# [Record extracts]
+ + + + +
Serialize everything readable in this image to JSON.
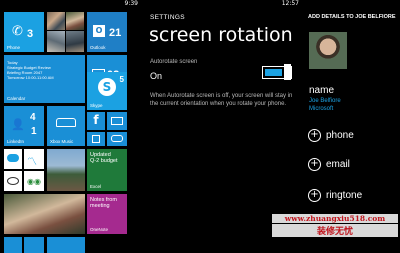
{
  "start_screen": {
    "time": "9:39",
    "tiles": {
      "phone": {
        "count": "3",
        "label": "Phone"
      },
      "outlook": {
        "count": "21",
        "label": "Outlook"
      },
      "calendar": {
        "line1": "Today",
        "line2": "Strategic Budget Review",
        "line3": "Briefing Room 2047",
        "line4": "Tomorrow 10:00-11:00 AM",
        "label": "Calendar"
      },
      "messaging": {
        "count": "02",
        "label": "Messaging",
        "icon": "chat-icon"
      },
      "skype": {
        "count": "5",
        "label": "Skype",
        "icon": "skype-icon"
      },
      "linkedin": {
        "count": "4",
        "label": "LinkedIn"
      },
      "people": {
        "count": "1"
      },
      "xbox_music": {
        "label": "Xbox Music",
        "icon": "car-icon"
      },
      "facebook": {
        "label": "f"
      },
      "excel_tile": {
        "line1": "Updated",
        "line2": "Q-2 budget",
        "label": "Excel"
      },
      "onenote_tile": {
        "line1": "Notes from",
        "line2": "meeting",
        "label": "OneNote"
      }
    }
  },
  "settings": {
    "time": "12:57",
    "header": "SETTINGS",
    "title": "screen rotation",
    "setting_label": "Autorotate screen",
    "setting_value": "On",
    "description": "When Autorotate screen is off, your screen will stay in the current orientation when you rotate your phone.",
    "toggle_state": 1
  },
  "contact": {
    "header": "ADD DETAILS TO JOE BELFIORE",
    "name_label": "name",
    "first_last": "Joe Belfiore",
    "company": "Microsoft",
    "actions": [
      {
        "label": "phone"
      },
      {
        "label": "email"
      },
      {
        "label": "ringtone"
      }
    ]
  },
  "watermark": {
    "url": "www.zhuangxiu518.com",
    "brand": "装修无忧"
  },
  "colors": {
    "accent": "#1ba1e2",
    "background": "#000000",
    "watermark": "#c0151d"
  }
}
+ + + + +
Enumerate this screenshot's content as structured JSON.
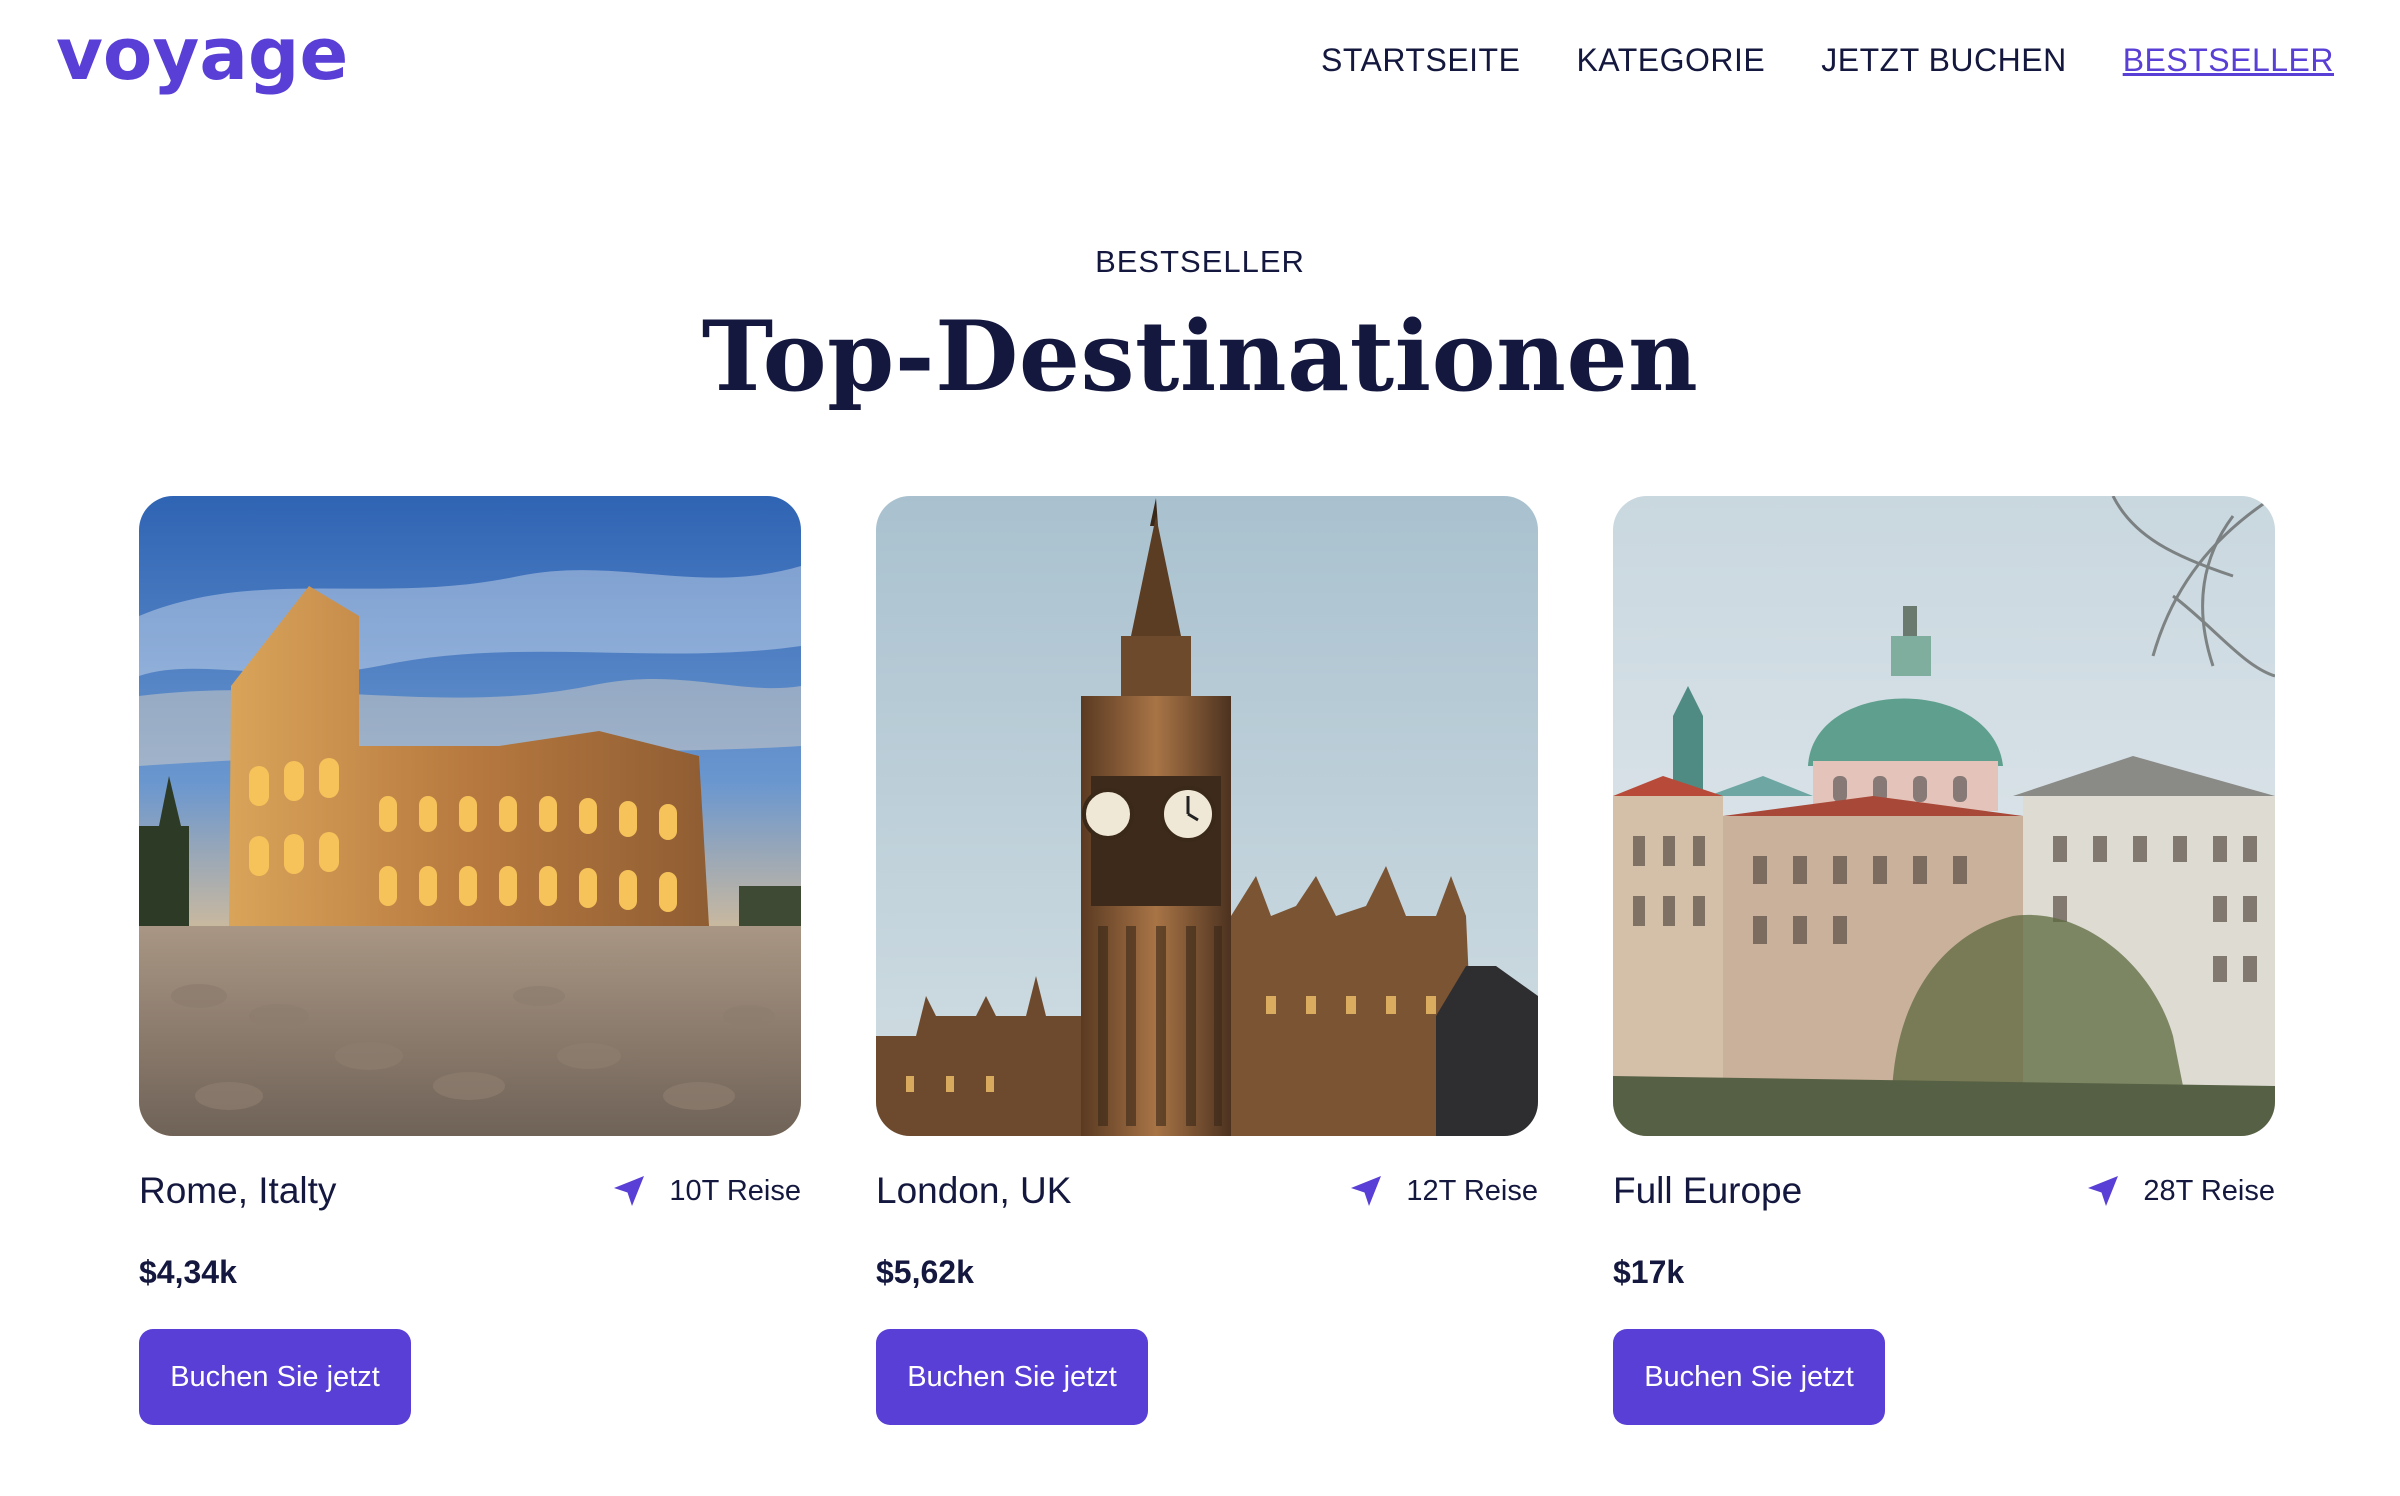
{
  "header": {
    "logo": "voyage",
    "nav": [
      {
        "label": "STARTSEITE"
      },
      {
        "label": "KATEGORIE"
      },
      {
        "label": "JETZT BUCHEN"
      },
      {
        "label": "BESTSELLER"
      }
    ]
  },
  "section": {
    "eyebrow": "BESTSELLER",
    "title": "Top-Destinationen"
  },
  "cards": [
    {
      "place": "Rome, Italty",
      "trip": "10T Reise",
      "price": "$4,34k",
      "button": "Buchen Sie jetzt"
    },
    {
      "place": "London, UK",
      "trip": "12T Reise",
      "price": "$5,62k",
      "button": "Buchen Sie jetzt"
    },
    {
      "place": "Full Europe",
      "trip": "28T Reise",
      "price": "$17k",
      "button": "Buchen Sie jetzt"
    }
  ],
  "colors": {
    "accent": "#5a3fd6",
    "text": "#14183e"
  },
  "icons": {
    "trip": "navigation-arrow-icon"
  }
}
+ + + + +
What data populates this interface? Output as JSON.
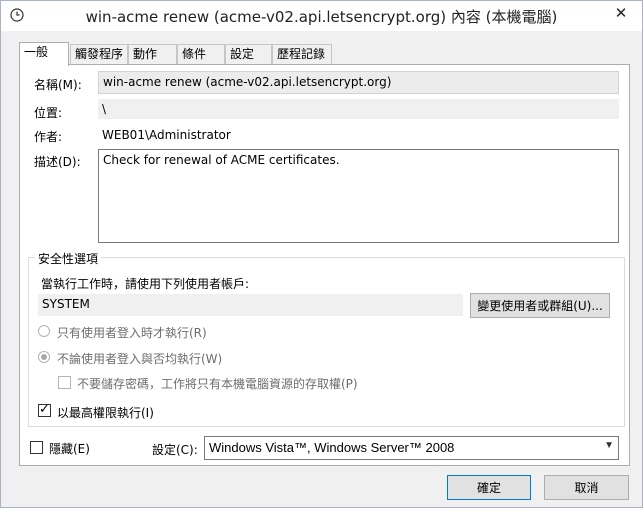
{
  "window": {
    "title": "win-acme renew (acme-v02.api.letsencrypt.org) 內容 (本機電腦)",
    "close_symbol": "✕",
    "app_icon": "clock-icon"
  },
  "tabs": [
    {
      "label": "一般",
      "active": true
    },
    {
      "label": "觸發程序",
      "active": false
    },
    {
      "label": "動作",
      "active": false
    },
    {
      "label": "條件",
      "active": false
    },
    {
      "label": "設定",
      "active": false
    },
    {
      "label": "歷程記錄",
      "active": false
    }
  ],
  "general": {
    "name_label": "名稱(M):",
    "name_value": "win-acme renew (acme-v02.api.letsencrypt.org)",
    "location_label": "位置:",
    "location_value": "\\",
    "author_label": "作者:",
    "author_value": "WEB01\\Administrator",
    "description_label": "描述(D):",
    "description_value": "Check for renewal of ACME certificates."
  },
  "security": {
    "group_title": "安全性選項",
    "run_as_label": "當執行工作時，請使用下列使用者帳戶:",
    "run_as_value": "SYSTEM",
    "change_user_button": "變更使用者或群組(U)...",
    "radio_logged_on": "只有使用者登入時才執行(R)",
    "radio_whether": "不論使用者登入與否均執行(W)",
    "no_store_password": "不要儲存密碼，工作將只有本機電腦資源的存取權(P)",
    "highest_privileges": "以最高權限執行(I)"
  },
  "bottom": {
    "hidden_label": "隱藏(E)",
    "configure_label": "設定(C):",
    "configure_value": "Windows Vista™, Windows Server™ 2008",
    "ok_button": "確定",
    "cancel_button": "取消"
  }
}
+ + + + +
# [Problem to work on]
Each line of the data that includes the word "JSON" counts once; report the total and nothing more.

# [Worked answer]
3